EXERCISE INSTRUCTIONS:
Output every line exactly as written. Leave out pictures.

RECORDED INFORMATION:
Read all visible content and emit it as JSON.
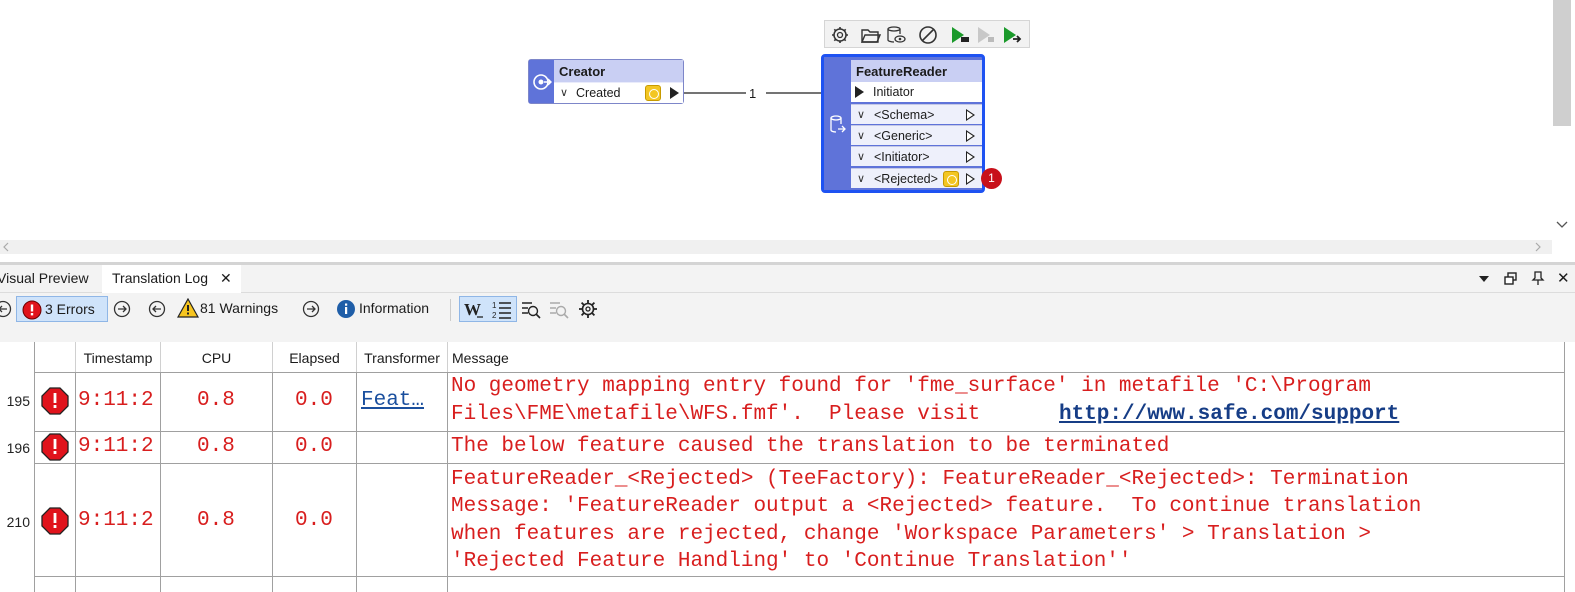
{
  "canvas": {
    "creator": {
      "title": "Creator",
      "port": "Created"
    },
    "connection_label": "1",
    "feature_reader": {
      "title": "FeatureReader",
      "input_port": "Initiator",
      "outputs": [
        "<Schema>",
        "<Generic>",
        "<Initiator>",
        "<Rejected>"
      ],
      "rejected_badge": "1"
    }
  },
  "panel": {
    "tabs": [
      "Visual Preview",
      "Translation Log"
    ],
    "close_glyph": "✕"
  },
  "log_toolbar": {
    "errors_label": "3 Errors",
    "warnings_label": "81 Warnings",
    "information_label": "Information"
  },
  "table": {
    "columns": [
      "Timestamp",
      "CPU",
      "Elapsed",
      "Transformer",
      "Message"
    ],
    "rows": [
      {
        "num": "195",
        "timestamp": "9:11:2",
        "cpu": "0.8",
        "elapsed": "0.0",
        "transformer": "Feat…",
        "message_line1": "No geometry mapping entry found for 'fme_surface' in metafile 'C:\\Program",
        "message_line2": "Files\\FME\\metafile\\WFS.fmf'.  Please visit ",
        "message_link": "http://www.safe.com/support"
      },
      {
        "num": "196",
        "timestamp": "9:11:2",
        "cpu": "0.8",
        "elapsed": "0.0",
        "transformer": "",
        "message_line1": "The below feature caused the translation to be terminated"
      },
      {
        "num": "210",
        "timestamp": "9:11:2",
        "cpu": "0.8",
        "elapsed": "0.0",
        "transformer": "",
        "message_line1": "FeatureReader_<Rejected> (TeeFactory): FeatureReader_<Rejected>: Termination",
        "message_line2": "Message: 'FeatureReader output a <Rejected> feature.  To continue translation",
        "message_line3": "when features are rejected, change 'Workspace Parameters' > Translation >",
        "message_line4": "'Rejected Feature Handling' to 'Continue Translation''"
      }
    ]
  },
  "colors": {
    "node_side": "#5f73d9",
    "node_selected_border": "#1e52f2",
    "error_red": "#d81e1e",
    "link_blue": "#1a4f9e"
  },
  "icons": [
    "gear-icon",
    "open-folder-icon",
    "inspect-cache-icon",
    "disable-icon",
    "run-to-this-icon",
    "run-this-icon",
    "run-from-this-icon",
    "error-icon",
    "warning-icon",
    "information-icon",
    "next-icon",
    "previous-icon",
    "wrap-text-icon",
    "line-numbers-icon",
    "find-icon",
    "filter-icon",
    "settings-icon"
  ]
}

FINISHED EXERCISE:
Read all visible content and emit it as JSON.
{
  "canvas": {
    "creator": {
      "title": "Creator",
      "port": "Created"
    },
    "connection_label": "1",
    "feature_reader": {
      "title": "FeatureReader",
      "input_port": "Initiator",
      "outputs": [
        "<Schema>",
        "<Generic>",
        "<Initiator>",
        "<Rejected>"
      ],
      "rejected_badge": "1"
    }
  },
  "panel": {
    "tabs": [
      "Visual Preview",
      "Translation Log"
    ],
    "close_glyph": "✕"
  },
  "log_toolbar": {
    "errors_label": "3 Errors",
    "warnings_label": "81 Warnings",
    "information_label": "Information"
  },
  "table": {
    "columns": [
      "Timestamp",
      "CPU",
      "Elapsed",
      "Transformer",
      "Message"
    ],
    "rows": [
      {
        "num": "195",
        "timestamp": "9:11:2",
        "cpu": "0.8",
        "elapsed": "0.0",
        "transformer": "Feat…",
        "message_line1": "No geometry mapping entry found for 'fme_surface' in metafile 'C:\\Program",
        "message_line2": "Files\\FME\\metafile\\WFS.fmf'.  Please visit ",
        "message_link": "http://www.safe.com/support"
      },
      {
        "num": "196",
        "timestamp": "9:11:2",
        "cpu": "0.8",
        "elapsed": "0.0",
        "transformer": "",
        "message_line1": "The below feature caused the translation to be terminated"
      },
      {
        "num": "210",
        "timestamp": "9:11:2",
        "cpu": "0.8",
        "elapsed": "0.0",
        "transformer": "",
        "message_line1": "FeatureReader_<Rejected> (TeeFactory): FeatureReader_<Rejected>: Termination",
        "message_line2": "Message: 'FeatureReader output a <Rejected> feature.  To continue translation",
        "message_line3": "when features are rejected, change 'Workspace Parameters' > Translation >",
        "message_line4": "'Rejected Feature Handling' to 'Continue Translation''"
      }
    ]
  },
  "colors": {
    "node_side": "#5f73d9",
    "node_selected_border": "#1e52f2",
    "error_red": "#d81e1e",
    "link_blue": "#1a4f9e"
  },
  "icons": [
    "gear-icon",
    "open-folder-icon",
    "inspect-cache-icon",
    "disable-icon",
    "run-to-this-icon",
    "run-this-icon",
    "run-from-this-icon",
    "error-icon",
    "warning-icon",
    "information-icon",
    "next-icon",
    "previous-icon",
    "wrap-text-icon",
    "line-numbers-icon",
    "find-icon",
    "filter-icon",
    "settings-icon"
  ]
}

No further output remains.